- Directions for this task -
All of the listing below must be repeated word for word. Pictures are the only thing to omit.

- Input rows -
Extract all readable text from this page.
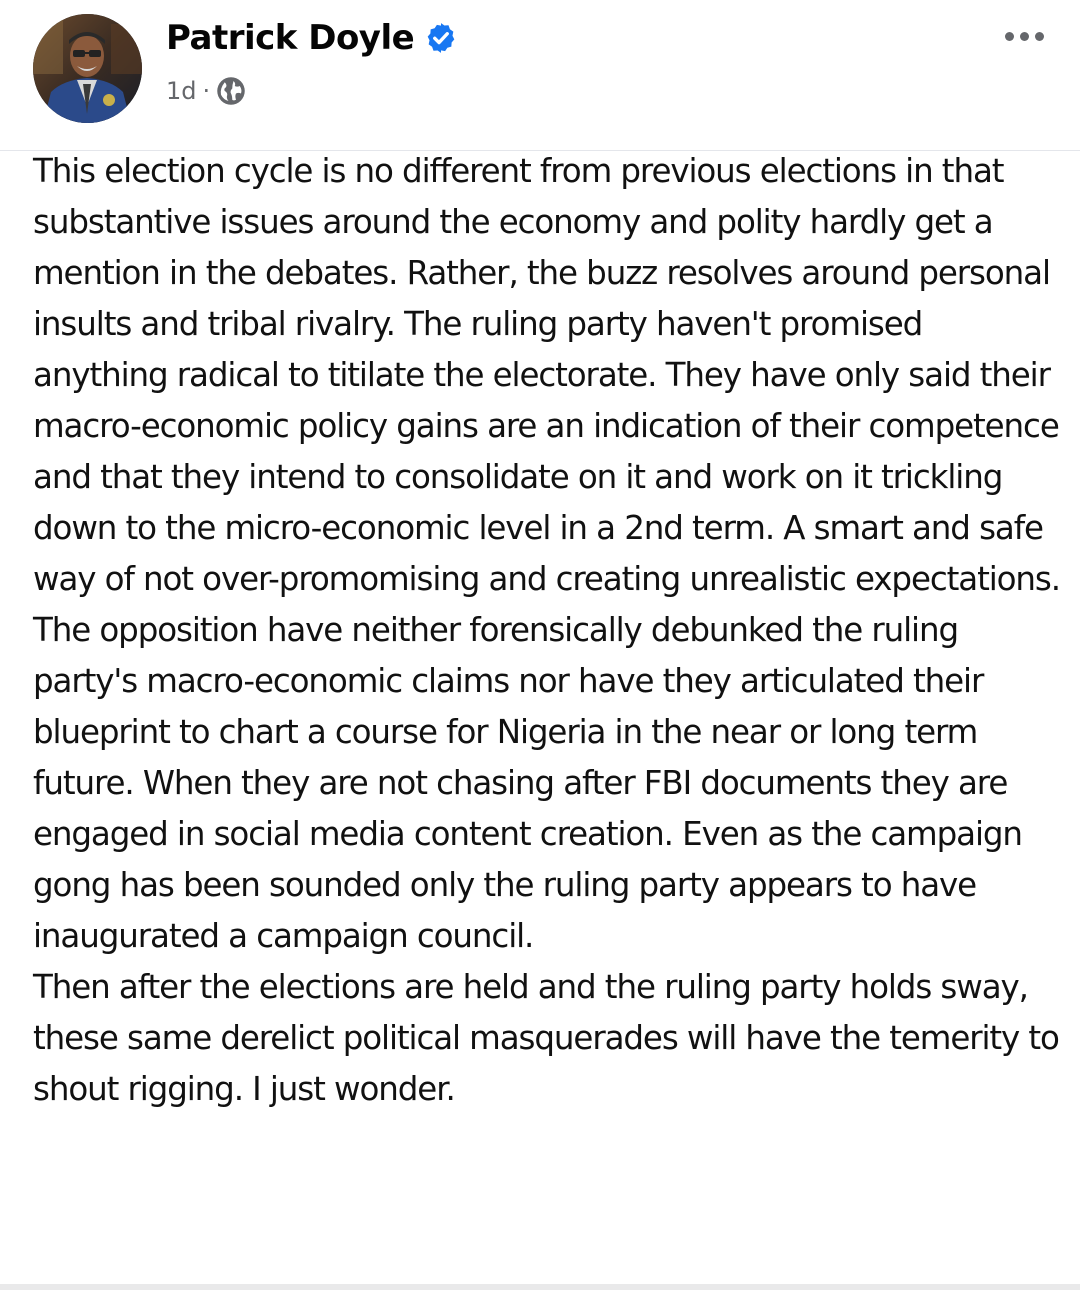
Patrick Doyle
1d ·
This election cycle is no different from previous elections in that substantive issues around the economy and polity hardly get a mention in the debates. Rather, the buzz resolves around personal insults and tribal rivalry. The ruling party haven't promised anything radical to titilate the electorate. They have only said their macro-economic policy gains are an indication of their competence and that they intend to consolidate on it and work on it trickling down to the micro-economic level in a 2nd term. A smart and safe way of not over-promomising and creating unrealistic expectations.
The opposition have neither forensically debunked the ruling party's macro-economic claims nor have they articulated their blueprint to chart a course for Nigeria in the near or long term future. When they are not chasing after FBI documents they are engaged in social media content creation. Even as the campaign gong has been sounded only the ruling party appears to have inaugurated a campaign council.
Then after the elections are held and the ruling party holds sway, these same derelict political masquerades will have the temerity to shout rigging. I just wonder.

- Worked answer -
Extract all readable text from this page.
Patrick Doyle
1d ·
This election cycle is no different from previous elections in that substantive issues around the economy and polity hardly get a mention in the debates. Rather, the buzz resolves around personal insults and tribal rivalry. The ruling party haven't promised anything radical to titilate the electorate. They have only said their macro-economic policy gains are an indication of their competence and that they intend to consolidate on it and work on it trickling down to the micro-economic level in a 2nd term. A smart and safe way of not over-promomising and creating unrealistic expectations.
The opposition have neither forensically debunked the ruling party's macro-economic claims nor have they articulated their blueprint to chart a course for Nigeria in the near or long term future. When they are not chasing after FBI documents they are engaged in social media content creation. Even as the campaign gong has been sounded only the ruling party appears to have inaugurated a campaign council.
Then after the elections are held and the ruling party holds sway, these same derelict political masquerades will have the temerity to shout rigging. I just wonder.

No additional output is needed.